» **Objective**:
Copy out every line of the data exactly.

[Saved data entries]
/---
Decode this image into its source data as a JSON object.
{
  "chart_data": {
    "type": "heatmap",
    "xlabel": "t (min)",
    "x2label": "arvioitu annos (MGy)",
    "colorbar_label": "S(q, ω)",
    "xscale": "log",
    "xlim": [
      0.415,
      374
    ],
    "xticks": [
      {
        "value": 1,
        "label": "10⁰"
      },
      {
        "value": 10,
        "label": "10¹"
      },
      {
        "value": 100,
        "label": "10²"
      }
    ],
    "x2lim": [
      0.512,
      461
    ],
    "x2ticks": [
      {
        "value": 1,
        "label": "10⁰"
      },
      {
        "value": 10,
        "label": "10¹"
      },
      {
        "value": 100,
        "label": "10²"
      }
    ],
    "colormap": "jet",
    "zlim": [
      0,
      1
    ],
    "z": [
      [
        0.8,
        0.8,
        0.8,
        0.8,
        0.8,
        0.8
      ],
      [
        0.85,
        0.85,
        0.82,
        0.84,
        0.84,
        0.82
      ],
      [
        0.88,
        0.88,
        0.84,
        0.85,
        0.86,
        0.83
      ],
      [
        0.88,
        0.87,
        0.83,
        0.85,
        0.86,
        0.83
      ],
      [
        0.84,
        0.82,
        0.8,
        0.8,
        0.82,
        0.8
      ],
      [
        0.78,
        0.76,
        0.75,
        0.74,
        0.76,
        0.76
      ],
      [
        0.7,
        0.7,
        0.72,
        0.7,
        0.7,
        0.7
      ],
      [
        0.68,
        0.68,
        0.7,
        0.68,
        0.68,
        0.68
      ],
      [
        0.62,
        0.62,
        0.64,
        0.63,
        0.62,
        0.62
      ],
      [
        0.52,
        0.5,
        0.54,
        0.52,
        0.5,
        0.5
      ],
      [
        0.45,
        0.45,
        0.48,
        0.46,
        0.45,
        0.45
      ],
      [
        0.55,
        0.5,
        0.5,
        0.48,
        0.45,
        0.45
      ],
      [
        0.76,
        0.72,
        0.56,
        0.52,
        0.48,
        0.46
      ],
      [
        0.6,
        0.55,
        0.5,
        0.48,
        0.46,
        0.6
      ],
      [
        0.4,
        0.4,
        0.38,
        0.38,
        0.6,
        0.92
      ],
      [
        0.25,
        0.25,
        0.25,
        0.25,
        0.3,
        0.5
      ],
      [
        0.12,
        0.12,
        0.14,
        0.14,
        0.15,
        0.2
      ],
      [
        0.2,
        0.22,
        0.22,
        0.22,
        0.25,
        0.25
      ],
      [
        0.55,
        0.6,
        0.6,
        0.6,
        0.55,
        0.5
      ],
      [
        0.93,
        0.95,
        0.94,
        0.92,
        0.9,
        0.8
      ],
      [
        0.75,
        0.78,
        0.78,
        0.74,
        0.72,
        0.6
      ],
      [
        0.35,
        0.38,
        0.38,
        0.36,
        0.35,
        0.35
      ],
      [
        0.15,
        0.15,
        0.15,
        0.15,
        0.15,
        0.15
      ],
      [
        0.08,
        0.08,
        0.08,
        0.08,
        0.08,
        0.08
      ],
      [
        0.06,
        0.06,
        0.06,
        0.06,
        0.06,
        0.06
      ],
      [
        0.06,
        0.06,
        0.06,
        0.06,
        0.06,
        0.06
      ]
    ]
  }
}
\---
» **Task result**:
Decode this image into its source data as a JSON object.
{
  "chart_data": {
    "type": "heatmap",
    "xlabel": "t (min)",
    "x2label": "arvioitu annos (MGy)",
    "colorbar_label": "S(q, ω)",
    "xscale": "log",
    "xlim": [
      0.415,
      374
    ],
    "xticks": [
      {
        "value": 1,
        "label": "10⁰"
      },
      {
        "value": 10,
        "label": "10¹"
      },
      {
        "value": 100,
        "label": "10²"
      }
    ],
    "x2lim": [
      0.512,
      461
    ],
    "x2ticks": [
      {
        "value": 1,
        "label": "10⁰"
      },
      {
        "value": 10,
        "label": "10¹"
      },
      {
        "value": 100,
        "label": "10²"
      }
    ],
    "colormap": "jet",
    "zlim": [
      0,
      1
    ],
    "z": [
      [
        0.8,
        0.8,
        0.8,
        0.8,
        0.8,
        0.8
      ],
      [
        0.85,
        0.85,
        0.82,
        0.84,
        0.84,
        0.82
      ],
      [
        0.88,
        0.88,
        0.84,
        0.85,
        0.86,
        0.83
      ],
      [
        0.88,
        0.87,
        0.83,
        0.85,
        0.86,
        0.83
      ],
      [
        0.84,
        0.82,
        0.8,
        0.8,
        0.82,
        0.8
      ],
      [
        0.78,
        0.76,
        0.75,
        0.74,
        0.76,
        0.76
      ],
      [
        0.7,
        0.7,
        0.72,
        0.7,
        0.7,
        0.7
      ],
      [
        0.68,
        0.68,
        0.7,
        0.68,
        0.68,
        0.68
      ],
      [
        0.62,
        0.62,
        0.64,
        0.63,
        0.62,
        0.62
      ],
      [
        0.52,
        0.5,
        0.54,
        0.52,
        0.5,
        0.5
      ],
      [
        0.45,
        0.45,
        0.48,
        0.46,
        0.45,
        0.45
      ],
      [
        0.55,
        0.5,
        0.5,
        0.48,
        0.45,
        0.45
      ],
      [
        0.76,
        0.72,
        0.56,
        0.52,
        0.48,
        0.46
      ],
      [
        0.6,
        0.55,
        0.5,
        0.48,
        0.46,
        0.6
      ],
      [
        0.4,
        0.4,
        0.38,
        0.38,
        0.6,
        0.92
      ],
      [
        0.25,
        0.25,
        0.25,
        0.25,
        0.3,
        0.5
      ],
      [
        0.12,
        0.12,
        0.14,
        0.14,
        0.15,
        0.2
      ],
      [
        0.2,
        0.22,
        0.22,
        0.22,
        0.25,
        0.25
      ],
      [
        0.55,
        0.6,
        0.6,
        0.6,
        0.55,
        0.5
      ],
      [
        0.93,
        0.95,
        0.94,
        0.92,
        0.9,
        0.8
      ],
      [
        0.75,
        0.78,
        0.78,
        0.74,
        0.72,
        0.6
      ],
      [
        0.35,
        0.38,
        0.38,
        0.36,
        0.35,
        0.35
      ],
      [
        0.15,
        0.15,
        0.15,
        0.15,
        0.15,
        0.15
      ],
      [
        0.08,
        0.08,
        0.08,
        0.08,
        0.08,
        0.08
      ],
      [
        0.06,
        0.06,
        0.06,
        0.06,
        0.06,
        0.06
      ],
      [
        0.06,
        0.06,
        0.06,
        0.06,
        0.06,
        0.06
      ]
    ]
  }
}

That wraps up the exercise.